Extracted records
....................

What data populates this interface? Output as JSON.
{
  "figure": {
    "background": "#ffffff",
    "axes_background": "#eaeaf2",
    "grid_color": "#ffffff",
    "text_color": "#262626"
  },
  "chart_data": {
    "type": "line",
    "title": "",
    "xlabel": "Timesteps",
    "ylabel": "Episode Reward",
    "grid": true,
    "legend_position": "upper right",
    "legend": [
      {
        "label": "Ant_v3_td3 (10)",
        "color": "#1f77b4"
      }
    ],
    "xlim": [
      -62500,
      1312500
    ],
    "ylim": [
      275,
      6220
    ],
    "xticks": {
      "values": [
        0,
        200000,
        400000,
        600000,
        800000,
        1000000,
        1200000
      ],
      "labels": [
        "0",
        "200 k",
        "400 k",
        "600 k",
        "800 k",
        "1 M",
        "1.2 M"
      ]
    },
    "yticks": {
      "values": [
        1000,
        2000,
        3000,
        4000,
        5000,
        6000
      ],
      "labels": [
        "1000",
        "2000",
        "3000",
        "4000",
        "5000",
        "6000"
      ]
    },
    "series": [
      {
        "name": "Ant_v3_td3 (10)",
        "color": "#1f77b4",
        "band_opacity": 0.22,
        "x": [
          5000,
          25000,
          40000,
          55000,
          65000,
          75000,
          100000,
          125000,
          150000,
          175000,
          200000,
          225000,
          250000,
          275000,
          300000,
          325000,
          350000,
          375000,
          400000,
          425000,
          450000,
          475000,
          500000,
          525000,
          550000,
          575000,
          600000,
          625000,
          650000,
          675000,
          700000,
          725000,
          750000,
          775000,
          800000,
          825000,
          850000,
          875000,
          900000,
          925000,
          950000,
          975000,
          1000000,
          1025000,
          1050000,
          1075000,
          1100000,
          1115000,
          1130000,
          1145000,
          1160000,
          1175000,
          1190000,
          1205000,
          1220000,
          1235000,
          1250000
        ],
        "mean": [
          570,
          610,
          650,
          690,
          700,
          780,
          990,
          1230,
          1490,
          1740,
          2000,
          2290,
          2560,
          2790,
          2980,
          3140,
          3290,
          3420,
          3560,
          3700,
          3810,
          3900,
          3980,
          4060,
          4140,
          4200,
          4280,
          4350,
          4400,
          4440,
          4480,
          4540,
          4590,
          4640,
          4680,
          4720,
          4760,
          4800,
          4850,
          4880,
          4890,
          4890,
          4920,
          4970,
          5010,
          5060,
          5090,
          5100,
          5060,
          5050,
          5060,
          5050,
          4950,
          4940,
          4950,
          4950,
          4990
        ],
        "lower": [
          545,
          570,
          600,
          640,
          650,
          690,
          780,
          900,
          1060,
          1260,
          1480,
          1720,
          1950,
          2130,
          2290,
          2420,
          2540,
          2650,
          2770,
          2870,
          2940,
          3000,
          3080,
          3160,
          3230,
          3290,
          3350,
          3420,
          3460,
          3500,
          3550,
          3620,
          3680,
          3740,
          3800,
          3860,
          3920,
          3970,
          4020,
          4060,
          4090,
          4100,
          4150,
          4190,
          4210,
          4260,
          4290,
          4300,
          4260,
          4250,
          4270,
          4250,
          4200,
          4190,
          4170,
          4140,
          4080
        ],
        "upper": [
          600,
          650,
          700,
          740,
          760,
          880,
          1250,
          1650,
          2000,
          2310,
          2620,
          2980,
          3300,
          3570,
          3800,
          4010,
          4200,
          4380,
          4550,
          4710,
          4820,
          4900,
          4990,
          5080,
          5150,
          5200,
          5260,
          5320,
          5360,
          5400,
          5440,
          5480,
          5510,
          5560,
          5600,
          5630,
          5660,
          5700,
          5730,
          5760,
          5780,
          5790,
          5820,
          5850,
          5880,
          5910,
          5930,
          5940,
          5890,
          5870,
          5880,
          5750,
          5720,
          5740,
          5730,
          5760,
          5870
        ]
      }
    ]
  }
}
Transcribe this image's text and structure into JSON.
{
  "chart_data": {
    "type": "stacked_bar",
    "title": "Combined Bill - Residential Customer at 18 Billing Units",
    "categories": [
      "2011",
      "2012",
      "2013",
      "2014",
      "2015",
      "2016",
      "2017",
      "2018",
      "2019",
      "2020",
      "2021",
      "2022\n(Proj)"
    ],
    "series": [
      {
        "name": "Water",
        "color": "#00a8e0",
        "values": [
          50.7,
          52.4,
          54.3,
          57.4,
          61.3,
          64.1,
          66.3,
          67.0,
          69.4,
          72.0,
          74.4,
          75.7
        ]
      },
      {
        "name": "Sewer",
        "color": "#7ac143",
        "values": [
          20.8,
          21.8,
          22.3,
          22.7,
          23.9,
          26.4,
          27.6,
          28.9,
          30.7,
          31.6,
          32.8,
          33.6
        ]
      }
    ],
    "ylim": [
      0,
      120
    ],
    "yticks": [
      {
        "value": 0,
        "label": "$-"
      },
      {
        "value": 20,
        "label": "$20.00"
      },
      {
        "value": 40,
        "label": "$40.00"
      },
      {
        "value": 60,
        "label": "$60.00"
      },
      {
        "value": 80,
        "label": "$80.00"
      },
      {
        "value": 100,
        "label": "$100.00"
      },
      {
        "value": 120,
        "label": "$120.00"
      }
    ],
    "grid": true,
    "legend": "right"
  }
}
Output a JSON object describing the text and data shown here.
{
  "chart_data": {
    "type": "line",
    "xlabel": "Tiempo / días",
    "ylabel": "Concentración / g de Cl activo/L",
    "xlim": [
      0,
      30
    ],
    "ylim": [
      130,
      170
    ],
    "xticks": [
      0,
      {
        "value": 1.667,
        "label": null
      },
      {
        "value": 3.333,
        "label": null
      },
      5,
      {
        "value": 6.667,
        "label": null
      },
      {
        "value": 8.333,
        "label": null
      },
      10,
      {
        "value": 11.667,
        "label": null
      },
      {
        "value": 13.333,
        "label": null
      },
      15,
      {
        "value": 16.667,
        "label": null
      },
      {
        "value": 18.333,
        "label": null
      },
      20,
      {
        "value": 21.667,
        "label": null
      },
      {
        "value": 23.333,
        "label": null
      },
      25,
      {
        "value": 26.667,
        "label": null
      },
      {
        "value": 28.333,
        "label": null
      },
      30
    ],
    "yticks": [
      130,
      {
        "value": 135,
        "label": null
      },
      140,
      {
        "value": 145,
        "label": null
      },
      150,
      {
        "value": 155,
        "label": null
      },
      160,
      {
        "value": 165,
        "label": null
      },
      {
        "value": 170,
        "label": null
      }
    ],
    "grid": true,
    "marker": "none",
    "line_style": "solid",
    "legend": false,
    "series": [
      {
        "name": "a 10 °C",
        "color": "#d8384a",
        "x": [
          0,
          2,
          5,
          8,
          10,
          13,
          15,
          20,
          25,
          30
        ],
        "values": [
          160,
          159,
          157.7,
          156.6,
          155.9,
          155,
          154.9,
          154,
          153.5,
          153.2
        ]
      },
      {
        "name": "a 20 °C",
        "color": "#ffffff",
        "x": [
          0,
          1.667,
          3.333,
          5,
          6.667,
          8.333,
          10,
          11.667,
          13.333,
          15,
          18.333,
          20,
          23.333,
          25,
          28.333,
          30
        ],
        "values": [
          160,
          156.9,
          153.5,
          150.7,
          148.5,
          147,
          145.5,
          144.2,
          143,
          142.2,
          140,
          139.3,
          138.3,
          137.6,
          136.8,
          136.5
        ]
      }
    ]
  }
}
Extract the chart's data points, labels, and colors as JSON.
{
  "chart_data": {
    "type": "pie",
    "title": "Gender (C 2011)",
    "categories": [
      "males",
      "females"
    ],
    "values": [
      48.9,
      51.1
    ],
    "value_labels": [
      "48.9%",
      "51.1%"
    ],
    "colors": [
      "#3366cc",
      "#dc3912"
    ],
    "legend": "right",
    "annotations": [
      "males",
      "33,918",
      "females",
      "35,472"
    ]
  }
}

....................

- **Goal**:
Emit the full listing verbatim.

- **Written solution**:
What data populates this interface? Output as JSON.
{
  "figure": {
    "background": "#ffffff",
    "axes_background": "#eaeaf2",
    "grid_color": "#ffffff",
    "text_color": "#262626"
  },
  "chart_data": {
    "type": "line",
    "title": "",
    "xlabel": "Timesteps",
    "ylabel": "Episode Reward",
    "grid": true,
    "legend_position": "upper right",
    "legend": [
      {
        "label": "Ant_v3_td3 (10)",
        "color": "#1f77b4"
      }
    ],
    "xlim": [
      -62500,
      1312500
    ],
    "ylim": [
      275,
      6220
    ],
    "xticks": {
      "values": [
        0,
        200000,
        400000,
        600000,
        800000,
        1000000,
        1200000
      ],
      "labels": [
        "0",
        "200 k",
        "400 k",
        "600 k",
        "800 k",
        "1 M",
        "1.2 M"
      ]
    },
    "yticks": {
      "values": [
        1000,
        2000,
        3000,
        4000,
        5000,
        6000
      ],
      "labels": [
        "1000",
        "2000",
        "3000",
        "4000",
        "5000",
        "6000"
      ]
    },
    "series": [
      {
        "name": "Ant_v3_td3 (10)",
        "color": "#1f77b4",
        "band_opacity": 0.22,
        "x": [
          5000,
          25000,
          40000,
          55000,
          65000,
          75000,
          100000,
          125000,
          150000,
          175000,
          200000,
          225000,
          250000,
          275000,
          300000,
          325000,
          350000,
          375000,
          400000,
          425000,
          450000,
          475000,
          500000,
          525000,
          550000,
          575000,
          600000,
          625000,
          650000,
          675000,
          700000,
          725000,
          750000,
          775000,
          800000,
          825000,
          850000,
          875000,
          900000,
          925000,
          950000,
          975000,
          1000000,
          1025000,
          1050000,
          1075000,
          1100000,
          1115000,
          1130000,
          1145000,
          1160000,
          1175000,
          1190000,
          1205000,
          1220000,
          1235000,
          1250000
        ],
        "mean": [
          570,
          610,
          650,
          690,
          700,
          780,
          990,
          1230,
          1490,
          1740,
          2000,
          2290,
          2560,
          2790,
          2980,
          3140,
          3290,
          3420,
          3560,
          3700,
          3810,
          3900,
          3980,
          4060,
          4140,
          4200,
          4280,
          4350,
          4400,
          4440,
          4480,
          4540,
          4590,
          4640,
          4680,
          4720,
          4760,
          4800,
          4850,
          4880,
          4890,
          4890,
          4920,
          4970,
          5010,
          5060,
          5090,
          5100,
          5060,
          5050,
          5060,
          5050,
          4950,
          4940,
          4950,
          4950,
          4990
        ],
        "lower": [
          545,
          570,
          600,
          640,
          650,
          690,
          780,
          900,
          1060,
          1260,
          1480,
          1720,
          1950,
          2130,
          2290,
          2420,
          2540,
          2650,
          2770,
          2870,
          2940,
          3000,
          3080,
          3160,
          3230,
          3290,
          3350,
          3420,
          3460,
          3500,
          3550,
          3620,
          3680,
          3740,
          3800,
          3860,
          3920,
          3970,
          4020,
          4060,
          4090,
          4100,
          4150,
          4190,
          4210,
          4260,
          4290,
          4300,
          4260,
          4250,
          4270,
          4250,
          4200,
          4190,
          4170,
          4140,
          4080
        ],
        "upper": [
          600,
          650,
          700,
          740,
          760,
          880,
          1250,
          1650,
          2000,
          2310,
          2620,
          2980,
          3300,
          3570,
          3800,
          4010,
          4200,
          4380,
          4550,
          4710,
          4820,
          4900,
          4990,
          5080,
          5150,
          5200,
          5260,
          5320,
          5360,
          5400,
          5440,
          5480,
          5510,
          5560,
          5600,
          5630,
          5660,
          5700,
          5730,
          5760,
          5780,
          5790,
          5820,
          5850,
          5880,
          5910,
          5930,
          5940,
          5890,
          5870,
          5880,
          5750,
          5720,
          5740,
          5730,
          5760,
          5870
        ]
      }
    ]
  }
}
Transcribe this image's text and structure into JSON.
{
  "chart_data": {
    "type": "stacked_bar",
    "title": "Combined Bill - Residential Customer at 18 Billing Units",
    "categories": [
      "2011",
      "2012",
      "2013",
      "2014",
      "2015",
      "2016",
      "2017",
      "2018",
      "2019",
      "2020",
      "2021",
      "2022\n(Proj)"
    ],
    "series": [
      {
        "name": "Water",
        "color": "#00a8e0",
        "values": [
          50.7,
          52.4,
          54.3,
          57.4,
          61.3,
          64.1,
          66.3,
          67.0,
          69.4,
          72.0,
          74.4,
          75.7
        ]
      },
      {
        "name": "Sewer",
        "color": "#7ac143",
        "values": [
          20.8,
          21.8,
          22.3,
          22.7,
          23.9,
          26.4,
          27.6,
          28.9,
          30.7,
          31.6,
          32.8,
          33.6
        ]
      }
    ],
    "ylim": [
      0,
      120
    ],
    "yticks": [
      {
        "value": 0,
        "label": "$-"
      },
      {
        "value": 20,
        "label": "$20.00"
      },
      {
        "value": 40,
        "label": "$40.00"
      },
      {
        "value": 60,
        "label": "$60.00"
      },
      {
        "value": 80,
        "label": "$80.00"
      },
      {
        "value": 100,
        "label": "$100.00"
      },
      {
        "value": 120,
        "label": "$120.00"
      }
    ],
    "grid": true,
    "legend": "right"
  }
}
Output a JSON object describing the text and data shown here.
{
  "chart_data": {
    "type": "line",
    "xlabel": "Tiempo / días",
    "ylabel": "Concentración / g de Cl activo/L",
    "xlim": [
      0,
      30
    ],
    "ylim": [
      130,
      170
    ],
    "xticks": [
      0,
      {
        "value": 1.667,
        "label": null
      },
      {
        "value": 3.333,
        "label": null
      },
      5,
      {
        "value": 6.667,
        "label": null
      },
      {
        "value": 8.333,
        "label": null
      },
      10,
      {
        "value": 11.667,
        "label": null
      },
      {
        "value": 13.333,
        "label": null
      },
      15,
      {
        "value": 16.667,
        "label": null
      },
      {
        "value": 18.333,
        "label": null
      },
      20,
      {
        "value": 21.667,
        "label": null
      },
      {
        "value": 23.333,
        "label": null
      },
      25,
      {
        "value": 26.667,
        "label": null
      },
      {
        "value": 28.333,
        "label": null
      },
      30
    ],
    "yticks": [
      130,
      {
        "value": 135,
        "label": null
      },
      140,
      {
        "value": 145,
        "label": null
      },
      150,
      {
        "value": 155,
        "label": null
      },
      160,
      {
        "value": 165,
        "label": null
      },
      {
        "value": 170,
        "label": null
      }
    ],
    "grid": true,
    "marker": "none",
    "line_style": "solid",
    "legend": false,
    "series": [
      {
        "name": "a 10 °C",
        "color": "#d8384a",
        "x": [
          0,
          2,
          5,
          8,
          10,
          13,
          15,
          20,
          25,
          30
        ],
        "values": [
          160,
          159,
          157.7,
          156.6,
          155.9,
          155,
          154.9,
          154,
          153.5,
          153.2
        ]
      },
      {
        "name": "a 20 °C",
        "color": "#ffffff",
        "x": [
          0,
          1.667,
          3.333,
          5,
          6.667,
          8.333,
          10,
          11.667,
          13.333,
          15,
          18.333,
          20,
          23.333,
          25,
          28.333,
          30
        ],
        "values": [
          160,
          156.9,
          153.5,
          150.7,
          148.5,
          147,
          145.5,
          144.2,
          143,
          142.2,
          140,
          139.3,
          138.3,
          137.6,
          136.8,
          136.5
        ]
      }
    ]
  }
}
Extract the chart's data points, labels, and colors as JSON.
{
  "chart_data": {
    "type": "pie",
    "title": "Gender (C 2011)",
    "categories": [
      "males",
      "females"
    ],
    "values": [
      48.9,
      51.1
    ],
    "value_labels": [
      "48.9%",
      "51.1%"
    ],
    "colors": [
      "#3366cc",
      "#dc3912"
    ],
    "legend": "right",
    "annotations": [
      "males",
      "33,918",
      "females",
      "35,472"
    ]
  }
}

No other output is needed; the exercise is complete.